[Start Given information]

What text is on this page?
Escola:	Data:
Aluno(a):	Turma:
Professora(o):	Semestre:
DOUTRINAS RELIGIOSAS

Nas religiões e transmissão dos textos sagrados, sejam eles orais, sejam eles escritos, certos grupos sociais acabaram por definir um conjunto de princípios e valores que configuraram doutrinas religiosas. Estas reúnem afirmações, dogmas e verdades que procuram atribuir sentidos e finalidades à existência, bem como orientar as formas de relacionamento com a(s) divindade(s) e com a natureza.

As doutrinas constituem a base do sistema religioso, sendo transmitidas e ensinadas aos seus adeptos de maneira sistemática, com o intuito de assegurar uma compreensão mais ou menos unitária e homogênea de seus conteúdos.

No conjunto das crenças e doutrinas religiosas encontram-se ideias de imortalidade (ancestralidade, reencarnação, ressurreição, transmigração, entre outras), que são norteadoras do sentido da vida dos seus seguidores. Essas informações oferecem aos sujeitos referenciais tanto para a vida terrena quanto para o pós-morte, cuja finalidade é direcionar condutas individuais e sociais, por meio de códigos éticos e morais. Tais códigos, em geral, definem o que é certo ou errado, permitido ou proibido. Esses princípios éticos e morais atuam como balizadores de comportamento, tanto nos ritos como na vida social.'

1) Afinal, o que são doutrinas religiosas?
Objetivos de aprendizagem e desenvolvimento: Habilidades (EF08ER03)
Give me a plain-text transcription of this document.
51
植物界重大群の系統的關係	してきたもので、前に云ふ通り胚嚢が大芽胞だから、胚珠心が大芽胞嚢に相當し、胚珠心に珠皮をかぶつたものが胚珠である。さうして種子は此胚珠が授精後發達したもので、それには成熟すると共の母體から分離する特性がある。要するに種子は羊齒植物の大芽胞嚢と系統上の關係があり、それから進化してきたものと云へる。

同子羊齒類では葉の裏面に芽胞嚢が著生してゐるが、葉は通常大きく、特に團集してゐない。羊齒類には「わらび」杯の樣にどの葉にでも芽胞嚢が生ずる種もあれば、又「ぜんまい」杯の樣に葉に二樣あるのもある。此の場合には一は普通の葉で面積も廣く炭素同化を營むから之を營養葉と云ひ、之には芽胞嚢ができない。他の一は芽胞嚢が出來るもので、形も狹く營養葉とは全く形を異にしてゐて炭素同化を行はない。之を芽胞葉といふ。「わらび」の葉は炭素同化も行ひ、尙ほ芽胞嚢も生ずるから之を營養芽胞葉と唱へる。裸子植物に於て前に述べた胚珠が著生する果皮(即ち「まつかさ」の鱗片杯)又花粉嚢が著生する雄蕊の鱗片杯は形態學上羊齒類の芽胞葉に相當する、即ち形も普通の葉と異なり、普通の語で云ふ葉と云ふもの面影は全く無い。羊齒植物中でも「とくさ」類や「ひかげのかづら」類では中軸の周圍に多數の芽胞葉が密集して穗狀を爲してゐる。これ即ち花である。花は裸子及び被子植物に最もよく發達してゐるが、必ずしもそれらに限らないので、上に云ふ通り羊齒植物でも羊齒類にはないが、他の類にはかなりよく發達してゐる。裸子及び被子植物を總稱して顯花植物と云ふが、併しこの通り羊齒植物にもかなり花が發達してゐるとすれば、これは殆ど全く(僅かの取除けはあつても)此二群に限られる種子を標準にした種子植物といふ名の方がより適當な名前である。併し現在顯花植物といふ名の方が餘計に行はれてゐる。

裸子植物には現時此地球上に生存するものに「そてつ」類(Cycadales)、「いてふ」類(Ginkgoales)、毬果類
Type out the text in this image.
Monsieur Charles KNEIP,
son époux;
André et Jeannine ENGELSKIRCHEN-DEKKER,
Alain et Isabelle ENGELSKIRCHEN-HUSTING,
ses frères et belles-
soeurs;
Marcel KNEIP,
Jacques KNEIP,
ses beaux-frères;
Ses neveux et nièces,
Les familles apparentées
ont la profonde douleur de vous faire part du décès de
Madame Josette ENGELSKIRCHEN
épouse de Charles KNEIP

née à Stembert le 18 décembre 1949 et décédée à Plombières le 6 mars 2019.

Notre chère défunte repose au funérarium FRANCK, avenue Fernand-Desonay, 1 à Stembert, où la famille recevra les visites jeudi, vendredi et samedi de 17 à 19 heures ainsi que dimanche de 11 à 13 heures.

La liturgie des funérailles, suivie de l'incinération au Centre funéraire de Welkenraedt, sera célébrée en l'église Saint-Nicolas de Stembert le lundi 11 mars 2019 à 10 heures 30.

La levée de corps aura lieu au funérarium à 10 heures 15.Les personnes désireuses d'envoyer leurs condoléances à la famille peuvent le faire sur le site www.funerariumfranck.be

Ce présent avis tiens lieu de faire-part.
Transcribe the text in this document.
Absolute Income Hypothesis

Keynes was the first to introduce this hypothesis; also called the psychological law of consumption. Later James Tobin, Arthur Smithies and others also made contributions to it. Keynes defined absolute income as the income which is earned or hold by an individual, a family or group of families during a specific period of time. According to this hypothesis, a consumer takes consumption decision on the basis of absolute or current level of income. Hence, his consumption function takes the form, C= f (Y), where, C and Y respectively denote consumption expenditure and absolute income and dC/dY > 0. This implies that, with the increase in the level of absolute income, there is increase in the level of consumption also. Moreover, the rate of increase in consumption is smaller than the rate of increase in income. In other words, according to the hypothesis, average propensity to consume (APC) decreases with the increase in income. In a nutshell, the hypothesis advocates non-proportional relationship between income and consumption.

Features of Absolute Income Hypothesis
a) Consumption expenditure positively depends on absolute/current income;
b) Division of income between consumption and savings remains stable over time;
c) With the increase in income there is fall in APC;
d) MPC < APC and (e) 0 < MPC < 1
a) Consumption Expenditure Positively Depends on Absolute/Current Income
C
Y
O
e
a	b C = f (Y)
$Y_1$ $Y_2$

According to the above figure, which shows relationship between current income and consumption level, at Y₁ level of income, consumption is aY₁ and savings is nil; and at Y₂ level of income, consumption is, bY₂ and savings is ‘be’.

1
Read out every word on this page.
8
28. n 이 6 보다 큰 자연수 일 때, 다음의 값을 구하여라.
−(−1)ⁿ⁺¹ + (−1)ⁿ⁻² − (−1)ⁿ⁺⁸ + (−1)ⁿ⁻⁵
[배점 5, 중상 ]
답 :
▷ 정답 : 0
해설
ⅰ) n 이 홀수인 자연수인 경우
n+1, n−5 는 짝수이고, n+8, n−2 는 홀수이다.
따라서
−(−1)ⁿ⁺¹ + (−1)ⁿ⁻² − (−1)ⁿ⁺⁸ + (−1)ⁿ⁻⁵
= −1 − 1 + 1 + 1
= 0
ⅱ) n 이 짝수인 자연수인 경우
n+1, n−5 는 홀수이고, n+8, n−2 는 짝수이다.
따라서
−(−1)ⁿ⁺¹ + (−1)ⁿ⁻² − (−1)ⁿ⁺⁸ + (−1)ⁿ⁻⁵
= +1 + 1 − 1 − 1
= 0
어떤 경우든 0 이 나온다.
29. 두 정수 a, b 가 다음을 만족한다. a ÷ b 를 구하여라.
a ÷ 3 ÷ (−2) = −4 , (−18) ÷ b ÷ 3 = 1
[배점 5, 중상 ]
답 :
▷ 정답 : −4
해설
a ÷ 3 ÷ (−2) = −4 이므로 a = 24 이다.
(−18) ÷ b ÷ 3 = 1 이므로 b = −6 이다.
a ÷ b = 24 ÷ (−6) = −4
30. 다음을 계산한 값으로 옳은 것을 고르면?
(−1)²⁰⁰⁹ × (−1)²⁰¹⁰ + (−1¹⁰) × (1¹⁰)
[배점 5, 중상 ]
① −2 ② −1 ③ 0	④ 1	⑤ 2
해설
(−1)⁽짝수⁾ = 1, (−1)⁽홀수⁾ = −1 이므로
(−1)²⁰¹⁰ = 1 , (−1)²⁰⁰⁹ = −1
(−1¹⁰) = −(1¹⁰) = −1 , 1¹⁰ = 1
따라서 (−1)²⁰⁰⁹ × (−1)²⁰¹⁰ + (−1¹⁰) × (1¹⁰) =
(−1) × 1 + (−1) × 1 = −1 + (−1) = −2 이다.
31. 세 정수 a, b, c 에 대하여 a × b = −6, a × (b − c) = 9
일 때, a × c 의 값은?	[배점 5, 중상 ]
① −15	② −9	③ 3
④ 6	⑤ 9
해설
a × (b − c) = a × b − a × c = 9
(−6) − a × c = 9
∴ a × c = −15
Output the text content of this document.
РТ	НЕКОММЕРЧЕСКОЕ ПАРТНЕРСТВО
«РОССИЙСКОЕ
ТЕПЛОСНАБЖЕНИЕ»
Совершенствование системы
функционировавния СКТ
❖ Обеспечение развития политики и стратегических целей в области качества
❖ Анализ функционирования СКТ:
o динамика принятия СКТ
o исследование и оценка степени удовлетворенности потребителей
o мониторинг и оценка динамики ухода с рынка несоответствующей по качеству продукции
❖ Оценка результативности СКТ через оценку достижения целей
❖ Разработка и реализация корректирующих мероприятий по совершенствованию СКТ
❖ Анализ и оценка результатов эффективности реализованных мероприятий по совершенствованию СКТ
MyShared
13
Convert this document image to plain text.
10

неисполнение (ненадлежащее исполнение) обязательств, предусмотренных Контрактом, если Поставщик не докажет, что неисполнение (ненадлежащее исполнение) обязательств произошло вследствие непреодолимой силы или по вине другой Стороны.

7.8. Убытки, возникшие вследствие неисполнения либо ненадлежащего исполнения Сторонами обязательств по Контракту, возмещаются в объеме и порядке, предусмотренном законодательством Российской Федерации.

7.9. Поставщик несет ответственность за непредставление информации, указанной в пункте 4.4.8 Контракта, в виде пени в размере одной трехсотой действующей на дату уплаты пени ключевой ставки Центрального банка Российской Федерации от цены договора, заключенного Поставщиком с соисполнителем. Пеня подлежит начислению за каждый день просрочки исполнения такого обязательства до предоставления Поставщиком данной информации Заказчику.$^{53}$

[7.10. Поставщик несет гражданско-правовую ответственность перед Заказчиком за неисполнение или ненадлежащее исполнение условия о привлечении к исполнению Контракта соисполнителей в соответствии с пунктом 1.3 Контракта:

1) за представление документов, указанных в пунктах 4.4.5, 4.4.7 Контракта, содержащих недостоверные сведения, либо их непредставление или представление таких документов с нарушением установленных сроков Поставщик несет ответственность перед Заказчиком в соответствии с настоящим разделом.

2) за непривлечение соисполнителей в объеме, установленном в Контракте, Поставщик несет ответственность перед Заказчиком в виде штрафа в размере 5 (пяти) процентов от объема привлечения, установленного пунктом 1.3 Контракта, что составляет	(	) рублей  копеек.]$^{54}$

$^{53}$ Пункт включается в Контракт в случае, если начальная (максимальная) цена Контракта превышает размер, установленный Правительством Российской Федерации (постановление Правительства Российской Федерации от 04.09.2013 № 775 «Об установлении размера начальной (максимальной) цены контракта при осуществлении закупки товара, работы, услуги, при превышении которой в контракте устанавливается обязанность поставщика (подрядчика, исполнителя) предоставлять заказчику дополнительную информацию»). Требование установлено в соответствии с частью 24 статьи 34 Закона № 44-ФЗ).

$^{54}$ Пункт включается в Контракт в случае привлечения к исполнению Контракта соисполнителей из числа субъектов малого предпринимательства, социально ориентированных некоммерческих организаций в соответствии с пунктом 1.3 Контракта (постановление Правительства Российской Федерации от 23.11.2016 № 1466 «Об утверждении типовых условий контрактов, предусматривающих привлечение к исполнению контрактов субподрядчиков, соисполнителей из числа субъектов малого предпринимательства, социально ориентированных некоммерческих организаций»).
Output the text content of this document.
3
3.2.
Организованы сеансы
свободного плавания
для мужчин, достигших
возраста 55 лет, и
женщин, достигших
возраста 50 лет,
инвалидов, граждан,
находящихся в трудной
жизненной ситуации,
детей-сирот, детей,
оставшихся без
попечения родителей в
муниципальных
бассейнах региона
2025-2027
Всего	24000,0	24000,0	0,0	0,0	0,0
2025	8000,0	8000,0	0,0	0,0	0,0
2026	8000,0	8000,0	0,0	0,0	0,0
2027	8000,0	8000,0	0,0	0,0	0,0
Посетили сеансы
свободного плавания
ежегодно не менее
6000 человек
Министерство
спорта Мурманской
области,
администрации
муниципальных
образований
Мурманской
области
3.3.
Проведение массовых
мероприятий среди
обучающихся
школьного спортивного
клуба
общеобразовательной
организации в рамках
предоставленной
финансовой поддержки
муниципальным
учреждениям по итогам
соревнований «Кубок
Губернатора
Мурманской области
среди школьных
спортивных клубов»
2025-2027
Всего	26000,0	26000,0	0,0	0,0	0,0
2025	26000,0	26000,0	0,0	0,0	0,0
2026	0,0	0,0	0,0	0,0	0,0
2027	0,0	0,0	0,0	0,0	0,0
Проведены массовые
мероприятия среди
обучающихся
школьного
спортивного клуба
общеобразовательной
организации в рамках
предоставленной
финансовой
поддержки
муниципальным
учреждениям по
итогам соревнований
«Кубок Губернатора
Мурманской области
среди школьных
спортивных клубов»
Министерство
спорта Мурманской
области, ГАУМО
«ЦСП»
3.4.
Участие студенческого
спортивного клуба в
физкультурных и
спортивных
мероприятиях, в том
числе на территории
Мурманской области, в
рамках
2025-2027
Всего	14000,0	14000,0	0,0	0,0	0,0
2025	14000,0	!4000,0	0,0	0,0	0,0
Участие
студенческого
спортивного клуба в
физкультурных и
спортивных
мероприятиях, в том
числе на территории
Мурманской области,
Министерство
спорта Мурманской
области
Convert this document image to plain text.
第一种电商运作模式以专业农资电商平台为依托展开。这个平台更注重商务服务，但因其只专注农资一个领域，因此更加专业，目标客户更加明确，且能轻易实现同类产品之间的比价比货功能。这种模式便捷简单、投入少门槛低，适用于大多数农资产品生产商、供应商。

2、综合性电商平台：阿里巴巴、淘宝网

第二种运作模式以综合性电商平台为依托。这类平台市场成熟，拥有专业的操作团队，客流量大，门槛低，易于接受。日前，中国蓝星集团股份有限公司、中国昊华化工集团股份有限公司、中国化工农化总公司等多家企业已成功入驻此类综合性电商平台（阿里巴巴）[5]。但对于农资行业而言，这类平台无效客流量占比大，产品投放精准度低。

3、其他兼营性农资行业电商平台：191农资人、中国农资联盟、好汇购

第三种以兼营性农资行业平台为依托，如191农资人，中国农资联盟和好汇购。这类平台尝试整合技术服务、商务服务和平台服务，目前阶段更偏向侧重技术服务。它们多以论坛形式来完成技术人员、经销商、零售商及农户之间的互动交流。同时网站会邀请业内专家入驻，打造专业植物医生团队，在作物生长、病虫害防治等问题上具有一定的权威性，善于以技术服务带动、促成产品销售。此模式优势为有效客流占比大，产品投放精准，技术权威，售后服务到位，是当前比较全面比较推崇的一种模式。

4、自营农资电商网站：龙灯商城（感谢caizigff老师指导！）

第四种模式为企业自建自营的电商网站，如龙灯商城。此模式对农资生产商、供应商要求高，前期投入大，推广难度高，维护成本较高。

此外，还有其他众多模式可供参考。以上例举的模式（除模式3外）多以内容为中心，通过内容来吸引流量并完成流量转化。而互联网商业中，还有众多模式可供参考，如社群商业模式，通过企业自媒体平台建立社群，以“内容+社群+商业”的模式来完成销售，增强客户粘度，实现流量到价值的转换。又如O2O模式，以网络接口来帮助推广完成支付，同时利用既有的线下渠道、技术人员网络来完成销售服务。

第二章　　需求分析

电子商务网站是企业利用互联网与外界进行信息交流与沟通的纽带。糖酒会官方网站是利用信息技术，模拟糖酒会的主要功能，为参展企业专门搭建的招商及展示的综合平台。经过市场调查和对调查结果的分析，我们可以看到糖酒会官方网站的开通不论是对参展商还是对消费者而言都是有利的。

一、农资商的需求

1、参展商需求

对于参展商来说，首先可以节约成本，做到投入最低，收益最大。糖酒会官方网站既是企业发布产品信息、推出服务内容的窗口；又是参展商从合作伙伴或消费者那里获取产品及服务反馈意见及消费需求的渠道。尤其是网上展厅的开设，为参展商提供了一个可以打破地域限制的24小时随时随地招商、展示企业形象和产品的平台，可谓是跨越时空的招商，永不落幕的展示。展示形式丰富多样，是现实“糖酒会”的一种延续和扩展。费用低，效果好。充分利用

[End Given information]

• _Given task_:
State the count of lines that contain the string "виде". Nothing else is needed.

• _Response to this task_:
2